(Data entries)
|---|

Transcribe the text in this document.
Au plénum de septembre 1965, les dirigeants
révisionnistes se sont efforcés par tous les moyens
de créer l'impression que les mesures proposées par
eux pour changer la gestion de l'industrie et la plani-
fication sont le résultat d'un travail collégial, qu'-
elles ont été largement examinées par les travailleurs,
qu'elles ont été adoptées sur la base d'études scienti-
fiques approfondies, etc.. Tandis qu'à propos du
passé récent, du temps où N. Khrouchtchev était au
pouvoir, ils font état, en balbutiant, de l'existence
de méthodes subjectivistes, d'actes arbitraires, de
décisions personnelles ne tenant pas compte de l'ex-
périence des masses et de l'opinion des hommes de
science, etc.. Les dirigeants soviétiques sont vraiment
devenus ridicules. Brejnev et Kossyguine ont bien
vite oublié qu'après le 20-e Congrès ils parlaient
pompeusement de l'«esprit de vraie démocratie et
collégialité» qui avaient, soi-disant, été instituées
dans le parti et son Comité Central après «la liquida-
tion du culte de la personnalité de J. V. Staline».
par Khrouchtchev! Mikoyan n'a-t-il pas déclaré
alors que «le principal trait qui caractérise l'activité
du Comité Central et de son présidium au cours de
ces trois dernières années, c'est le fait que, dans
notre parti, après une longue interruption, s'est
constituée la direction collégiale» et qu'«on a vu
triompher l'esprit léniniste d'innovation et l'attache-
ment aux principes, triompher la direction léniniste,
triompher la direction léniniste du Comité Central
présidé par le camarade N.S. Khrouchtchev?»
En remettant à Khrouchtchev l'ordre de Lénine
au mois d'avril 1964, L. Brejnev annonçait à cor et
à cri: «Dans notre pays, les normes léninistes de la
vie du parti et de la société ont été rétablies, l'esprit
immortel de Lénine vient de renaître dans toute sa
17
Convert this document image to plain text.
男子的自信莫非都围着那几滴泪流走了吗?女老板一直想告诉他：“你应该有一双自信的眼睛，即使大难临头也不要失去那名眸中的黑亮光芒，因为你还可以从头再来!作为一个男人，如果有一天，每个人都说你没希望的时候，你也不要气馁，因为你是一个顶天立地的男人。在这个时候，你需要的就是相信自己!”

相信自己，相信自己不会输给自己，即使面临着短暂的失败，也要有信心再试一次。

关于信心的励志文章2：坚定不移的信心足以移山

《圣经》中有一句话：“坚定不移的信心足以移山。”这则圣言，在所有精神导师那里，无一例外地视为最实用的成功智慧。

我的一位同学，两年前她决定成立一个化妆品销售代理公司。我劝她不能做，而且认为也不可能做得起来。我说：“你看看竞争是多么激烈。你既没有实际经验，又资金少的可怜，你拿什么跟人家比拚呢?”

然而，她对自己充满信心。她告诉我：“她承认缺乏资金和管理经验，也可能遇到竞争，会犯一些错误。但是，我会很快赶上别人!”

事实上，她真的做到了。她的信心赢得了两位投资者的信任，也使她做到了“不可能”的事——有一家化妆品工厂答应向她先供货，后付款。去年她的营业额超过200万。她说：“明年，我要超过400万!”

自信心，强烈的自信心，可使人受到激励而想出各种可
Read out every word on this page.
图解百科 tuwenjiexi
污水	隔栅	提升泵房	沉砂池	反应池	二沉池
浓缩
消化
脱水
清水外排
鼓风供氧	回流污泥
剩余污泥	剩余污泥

|---|

PROBLEM STATEMENT: List all lines from the entries that include the word "notre".

REPLY TO THE TASK:
notre parti, après une longue interruption, s'est
à cri: «Dans notre pays, les normes léninistes de la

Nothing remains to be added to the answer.